What to produce
From the records, pick out and copy each line containing "written".

Input
[Start]

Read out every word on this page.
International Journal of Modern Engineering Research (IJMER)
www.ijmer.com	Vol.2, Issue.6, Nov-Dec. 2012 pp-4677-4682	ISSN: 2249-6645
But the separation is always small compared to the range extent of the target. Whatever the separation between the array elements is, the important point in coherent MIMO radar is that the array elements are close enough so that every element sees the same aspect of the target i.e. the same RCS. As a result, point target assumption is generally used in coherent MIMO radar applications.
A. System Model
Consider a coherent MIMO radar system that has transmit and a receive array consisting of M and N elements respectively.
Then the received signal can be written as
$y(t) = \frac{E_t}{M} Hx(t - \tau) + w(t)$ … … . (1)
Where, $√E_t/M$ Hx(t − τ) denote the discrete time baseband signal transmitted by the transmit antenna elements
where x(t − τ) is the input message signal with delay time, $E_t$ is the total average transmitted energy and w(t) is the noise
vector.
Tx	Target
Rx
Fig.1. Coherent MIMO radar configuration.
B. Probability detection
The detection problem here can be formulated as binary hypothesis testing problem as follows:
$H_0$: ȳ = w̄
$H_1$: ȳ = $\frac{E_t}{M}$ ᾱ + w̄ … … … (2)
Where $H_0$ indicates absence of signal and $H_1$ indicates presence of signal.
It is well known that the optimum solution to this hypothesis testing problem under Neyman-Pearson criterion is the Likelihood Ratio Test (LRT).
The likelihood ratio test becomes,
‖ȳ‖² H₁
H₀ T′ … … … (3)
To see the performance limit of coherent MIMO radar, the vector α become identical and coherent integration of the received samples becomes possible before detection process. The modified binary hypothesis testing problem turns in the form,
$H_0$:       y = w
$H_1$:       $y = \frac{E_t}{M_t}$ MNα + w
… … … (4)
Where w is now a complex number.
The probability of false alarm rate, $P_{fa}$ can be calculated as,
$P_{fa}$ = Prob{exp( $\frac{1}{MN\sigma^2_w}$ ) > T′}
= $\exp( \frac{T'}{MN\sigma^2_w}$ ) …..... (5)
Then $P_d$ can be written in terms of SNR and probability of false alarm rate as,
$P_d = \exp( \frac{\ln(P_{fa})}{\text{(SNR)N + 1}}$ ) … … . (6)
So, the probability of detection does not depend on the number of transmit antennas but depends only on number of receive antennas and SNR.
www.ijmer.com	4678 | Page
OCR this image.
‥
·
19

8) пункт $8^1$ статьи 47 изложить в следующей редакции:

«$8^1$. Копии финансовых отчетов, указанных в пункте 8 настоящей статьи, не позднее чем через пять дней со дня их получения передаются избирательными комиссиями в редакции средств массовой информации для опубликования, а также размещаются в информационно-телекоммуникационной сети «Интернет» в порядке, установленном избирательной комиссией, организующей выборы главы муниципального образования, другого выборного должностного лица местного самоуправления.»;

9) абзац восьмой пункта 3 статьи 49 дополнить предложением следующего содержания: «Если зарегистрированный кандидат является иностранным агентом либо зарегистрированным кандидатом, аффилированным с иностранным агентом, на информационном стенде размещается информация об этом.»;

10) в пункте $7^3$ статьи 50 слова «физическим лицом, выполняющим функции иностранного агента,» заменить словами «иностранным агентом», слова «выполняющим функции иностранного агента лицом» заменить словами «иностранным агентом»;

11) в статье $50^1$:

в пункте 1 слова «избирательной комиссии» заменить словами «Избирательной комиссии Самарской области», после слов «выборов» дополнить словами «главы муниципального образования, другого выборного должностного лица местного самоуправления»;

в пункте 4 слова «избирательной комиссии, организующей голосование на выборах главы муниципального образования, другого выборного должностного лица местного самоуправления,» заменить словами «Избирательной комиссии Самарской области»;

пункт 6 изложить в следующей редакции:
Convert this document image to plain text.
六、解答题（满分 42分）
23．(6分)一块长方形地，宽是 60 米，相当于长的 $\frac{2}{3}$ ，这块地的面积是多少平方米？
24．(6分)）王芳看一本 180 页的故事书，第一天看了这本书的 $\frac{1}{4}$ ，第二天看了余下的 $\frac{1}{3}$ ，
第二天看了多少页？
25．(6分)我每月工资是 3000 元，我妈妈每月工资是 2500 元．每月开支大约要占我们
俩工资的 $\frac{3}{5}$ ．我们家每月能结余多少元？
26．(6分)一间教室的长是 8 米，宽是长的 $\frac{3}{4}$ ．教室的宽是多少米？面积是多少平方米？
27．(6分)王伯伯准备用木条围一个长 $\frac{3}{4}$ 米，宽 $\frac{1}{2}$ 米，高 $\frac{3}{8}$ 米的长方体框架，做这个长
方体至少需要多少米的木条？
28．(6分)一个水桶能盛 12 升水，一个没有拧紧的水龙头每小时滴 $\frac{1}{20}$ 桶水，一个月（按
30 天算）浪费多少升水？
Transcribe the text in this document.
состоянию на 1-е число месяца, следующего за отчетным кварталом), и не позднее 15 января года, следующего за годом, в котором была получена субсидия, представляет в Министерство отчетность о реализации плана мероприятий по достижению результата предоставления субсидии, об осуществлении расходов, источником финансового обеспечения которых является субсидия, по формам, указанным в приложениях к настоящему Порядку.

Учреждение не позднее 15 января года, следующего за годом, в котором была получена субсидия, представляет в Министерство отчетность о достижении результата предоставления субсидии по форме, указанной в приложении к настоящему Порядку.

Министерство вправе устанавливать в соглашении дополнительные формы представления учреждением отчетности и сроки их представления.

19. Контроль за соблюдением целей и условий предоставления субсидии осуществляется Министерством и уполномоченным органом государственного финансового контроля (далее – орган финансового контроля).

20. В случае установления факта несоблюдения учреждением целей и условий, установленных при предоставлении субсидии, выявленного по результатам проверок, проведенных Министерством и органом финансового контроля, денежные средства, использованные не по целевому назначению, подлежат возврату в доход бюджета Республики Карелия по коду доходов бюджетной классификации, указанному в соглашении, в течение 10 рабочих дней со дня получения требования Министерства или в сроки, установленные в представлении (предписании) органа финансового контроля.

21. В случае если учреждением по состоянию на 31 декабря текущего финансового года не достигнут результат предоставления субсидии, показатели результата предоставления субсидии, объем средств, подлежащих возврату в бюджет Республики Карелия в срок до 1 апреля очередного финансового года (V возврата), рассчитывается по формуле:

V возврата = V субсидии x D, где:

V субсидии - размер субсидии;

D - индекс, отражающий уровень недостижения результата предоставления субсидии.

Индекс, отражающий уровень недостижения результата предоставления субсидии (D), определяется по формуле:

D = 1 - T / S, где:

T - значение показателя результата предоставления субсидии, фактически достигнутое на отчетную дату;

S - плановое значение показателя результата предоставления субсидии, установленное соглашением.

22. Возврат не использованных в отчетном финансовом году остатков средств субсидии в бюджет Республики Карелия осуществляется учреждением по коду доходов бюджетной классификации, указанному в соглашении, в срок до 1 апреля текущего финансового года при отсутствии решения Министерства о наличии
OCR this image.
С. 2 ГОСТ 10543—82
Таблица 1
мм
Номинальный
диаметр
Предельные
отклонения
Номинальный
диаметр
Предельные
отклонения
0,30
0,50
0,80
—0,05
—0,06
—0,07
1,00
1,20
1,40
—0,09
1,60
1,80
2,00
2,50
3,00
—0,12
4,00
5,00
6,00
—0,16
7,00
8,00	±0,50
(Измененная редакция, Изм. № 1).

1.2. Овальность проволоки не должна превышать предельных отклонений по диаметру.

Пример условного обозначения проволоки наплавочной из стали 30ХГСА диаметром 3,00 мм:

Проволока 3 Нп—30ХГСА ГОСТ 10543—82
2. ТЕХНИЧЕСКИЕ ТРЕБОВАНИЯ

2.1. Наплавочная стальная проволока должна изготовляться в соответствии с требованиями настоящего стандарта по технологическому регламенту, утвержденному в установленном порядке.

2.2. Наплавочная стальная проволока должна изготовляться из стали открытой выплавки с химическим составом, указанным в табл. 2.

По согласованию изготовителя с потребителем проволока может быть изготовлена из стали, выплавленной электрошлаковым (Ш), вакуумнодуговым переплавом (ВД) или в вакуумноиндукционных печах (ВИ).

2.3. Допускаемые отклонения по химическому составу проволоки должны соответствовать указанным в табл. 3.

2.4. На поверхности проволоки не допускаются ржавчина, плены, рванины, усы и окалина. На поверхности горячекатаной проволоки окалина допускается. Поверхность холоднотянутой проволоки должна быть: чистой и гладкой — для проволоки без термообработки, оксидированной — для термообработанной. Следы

[End]

Reply
Then the received signal can be written as
Then $P_d$ can be written in terms of SNR and probability of false alarm rate as,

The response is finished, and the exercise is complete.